= Exercise aim =
Tally up the lines carrying the string "type" and respond with only the resulting number.

·····

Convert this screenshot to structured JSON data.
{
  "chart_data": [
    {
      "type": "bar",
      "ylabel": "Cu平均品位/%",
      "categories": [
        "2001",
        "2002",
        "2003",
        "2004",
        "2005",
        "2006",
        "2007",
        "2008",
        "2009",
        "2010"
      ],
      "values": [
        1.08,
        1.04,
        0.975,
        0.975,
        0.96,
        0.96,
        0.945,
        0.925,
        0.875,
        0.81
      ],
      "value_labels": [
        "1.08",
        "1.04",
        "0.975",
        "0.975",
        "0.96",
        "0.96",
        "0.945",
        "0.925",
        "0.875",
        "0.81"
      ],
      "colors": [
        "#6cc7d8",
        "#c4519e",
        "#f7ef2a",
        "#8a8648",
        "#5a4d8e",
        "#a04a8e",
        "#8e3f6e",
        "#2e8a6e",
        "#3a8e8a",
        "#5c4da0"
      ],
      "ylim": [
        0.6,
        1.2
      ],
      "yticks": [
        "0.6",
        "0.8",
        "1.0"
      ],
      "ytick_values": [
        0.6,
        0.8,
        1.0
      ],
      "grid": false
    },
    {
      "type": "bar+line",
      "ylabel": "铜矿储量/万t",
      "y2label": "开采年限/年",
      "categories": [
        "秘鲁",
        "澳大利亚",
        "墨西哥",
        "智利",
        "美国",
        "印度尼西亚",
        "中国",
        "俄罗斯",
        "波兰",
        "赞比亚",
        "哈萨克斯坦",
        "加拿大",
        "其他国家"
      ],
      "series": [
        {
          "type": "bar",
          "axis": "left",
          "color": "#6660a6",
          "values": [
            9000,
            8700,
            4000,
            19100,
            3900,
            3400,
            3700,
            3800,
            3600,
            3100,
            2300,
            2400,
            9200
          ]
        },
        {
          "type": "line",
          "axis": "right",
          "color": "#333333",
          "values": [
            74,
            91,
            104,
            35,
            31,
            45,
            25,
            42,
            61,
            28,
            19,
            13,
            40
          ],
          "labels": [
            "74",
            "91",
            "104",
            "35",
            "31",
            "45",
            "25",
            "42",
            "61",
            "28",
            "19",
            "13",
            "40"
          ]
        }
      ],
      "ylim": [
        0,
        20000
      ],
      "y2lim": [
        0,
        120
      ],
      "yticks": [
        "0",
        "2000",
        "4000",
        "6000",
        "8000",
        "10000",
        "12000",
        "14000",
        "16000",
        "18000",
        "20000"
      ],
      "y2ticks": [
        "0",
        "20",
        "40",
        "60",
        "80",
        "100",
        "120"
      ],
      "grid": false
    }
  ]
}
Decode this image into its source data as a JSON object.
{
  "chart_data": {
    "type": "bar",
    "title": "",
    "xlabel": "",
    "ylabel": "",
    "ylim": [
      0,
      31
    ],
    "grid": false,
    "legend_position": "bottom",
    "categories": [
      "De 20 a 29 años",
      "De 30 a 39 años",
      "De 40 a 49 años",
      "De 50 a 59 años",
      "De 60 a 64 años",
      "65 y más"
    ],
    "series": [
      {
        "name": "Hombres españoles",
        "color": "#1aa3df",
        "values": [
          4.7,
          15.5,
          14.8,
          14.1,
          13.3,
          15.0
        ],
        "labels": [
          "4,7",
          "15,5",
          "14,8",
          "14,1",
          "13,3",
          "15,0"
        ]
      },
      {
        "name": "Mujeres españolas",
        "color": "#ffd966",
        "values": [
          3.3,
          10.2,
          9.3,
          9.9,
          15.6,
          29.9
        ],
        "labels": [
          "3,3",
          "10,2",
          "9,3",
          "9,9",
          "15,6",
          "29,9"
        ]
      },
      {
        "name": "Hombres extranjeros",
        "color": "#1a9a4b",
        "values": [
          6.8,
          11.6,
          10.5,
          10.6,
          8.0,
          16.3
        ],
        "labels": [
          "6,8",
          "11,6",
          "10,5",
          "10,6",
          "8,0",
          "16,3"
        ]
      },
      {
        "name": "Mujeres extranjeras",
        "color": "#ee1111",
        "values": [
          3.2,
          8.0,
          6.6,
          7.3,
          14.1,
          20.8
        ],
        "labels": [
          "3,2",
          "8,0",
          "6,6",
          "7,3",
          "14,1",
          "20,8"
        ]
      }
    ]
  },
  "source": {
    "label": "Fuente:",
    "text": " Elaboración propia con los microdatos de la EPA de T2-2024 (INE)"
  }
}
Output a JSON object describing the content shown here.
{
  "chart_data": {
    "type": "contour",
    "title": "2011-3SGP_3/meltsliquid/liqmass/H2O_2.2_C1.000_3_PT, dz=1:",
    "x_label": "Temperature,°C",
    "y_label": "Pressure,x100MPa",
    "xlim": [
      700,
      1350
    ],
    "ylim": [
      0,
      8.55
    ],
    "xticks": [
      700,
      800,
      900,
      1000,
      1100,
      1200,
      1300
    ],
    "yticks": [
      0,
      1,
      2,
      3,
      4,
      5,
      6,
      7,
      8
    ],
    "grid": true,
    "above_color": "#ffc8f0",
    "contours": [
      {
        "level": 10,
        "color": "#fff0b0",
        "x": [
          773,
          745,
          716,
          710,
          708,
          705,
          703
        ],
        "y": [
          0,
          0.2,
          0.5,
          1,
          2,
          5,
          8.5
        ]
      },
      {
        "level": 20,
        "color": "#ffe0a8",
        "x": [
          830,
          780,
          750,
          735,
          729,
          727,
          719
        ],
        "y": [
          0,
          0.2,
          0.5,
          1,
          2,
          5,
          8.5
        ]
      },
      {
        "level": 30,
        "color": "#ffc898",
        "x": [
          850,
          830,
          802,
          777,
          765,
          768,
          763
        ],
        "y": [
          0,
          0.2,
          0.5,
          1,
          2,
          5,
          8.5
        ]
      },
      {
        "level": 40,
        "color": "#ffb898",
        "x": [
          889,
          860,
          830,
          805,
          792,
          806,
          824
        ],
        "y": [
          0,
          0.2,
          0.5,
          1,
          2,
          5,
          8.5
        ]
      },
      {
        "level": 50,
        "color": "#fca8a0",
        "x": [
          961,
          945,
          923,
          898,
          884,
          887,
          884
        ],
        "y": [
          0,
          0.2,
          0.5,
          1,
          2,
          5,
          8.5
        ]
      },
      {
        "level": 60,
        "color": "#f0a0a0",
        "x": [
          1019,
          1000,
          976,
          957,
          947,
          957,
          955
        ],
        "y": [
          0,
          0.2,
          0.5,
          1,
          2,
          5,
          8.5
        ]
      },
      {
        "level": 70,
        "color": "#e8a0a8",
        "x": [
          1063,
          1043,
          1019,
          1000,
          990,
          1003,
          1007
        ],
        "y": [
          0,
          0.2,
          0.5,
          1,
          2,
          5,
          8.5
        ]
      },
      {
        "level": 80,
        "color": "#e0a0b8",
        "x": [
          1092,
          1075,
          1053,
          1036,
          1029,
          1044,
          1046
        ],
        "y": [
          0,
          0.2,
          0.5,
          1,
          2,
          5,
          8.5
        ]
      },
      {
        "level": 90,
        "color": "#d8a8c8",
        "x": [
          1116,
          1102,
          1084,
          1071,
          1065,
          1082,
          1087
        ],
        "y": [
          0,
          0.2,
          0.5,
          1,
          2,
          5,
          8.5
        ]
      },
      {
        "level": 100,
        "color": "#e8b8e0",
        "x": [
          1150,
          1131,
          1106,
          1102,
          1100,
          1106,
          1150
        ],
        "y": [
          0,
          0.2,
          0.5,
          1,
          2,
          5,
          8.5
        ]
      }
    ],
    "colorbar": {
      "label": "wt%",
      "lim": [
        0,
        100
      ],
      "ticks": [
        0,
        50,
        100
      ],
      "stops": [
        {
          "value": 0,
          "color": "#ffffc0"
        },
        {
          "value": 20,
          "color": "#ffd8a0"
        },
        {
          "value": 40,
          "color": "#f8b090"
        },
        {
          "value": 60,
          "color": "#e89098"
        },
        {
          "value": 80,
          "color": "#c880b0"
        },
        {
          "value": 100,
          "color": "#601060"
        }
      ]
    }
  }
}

·····

= Complete output =
6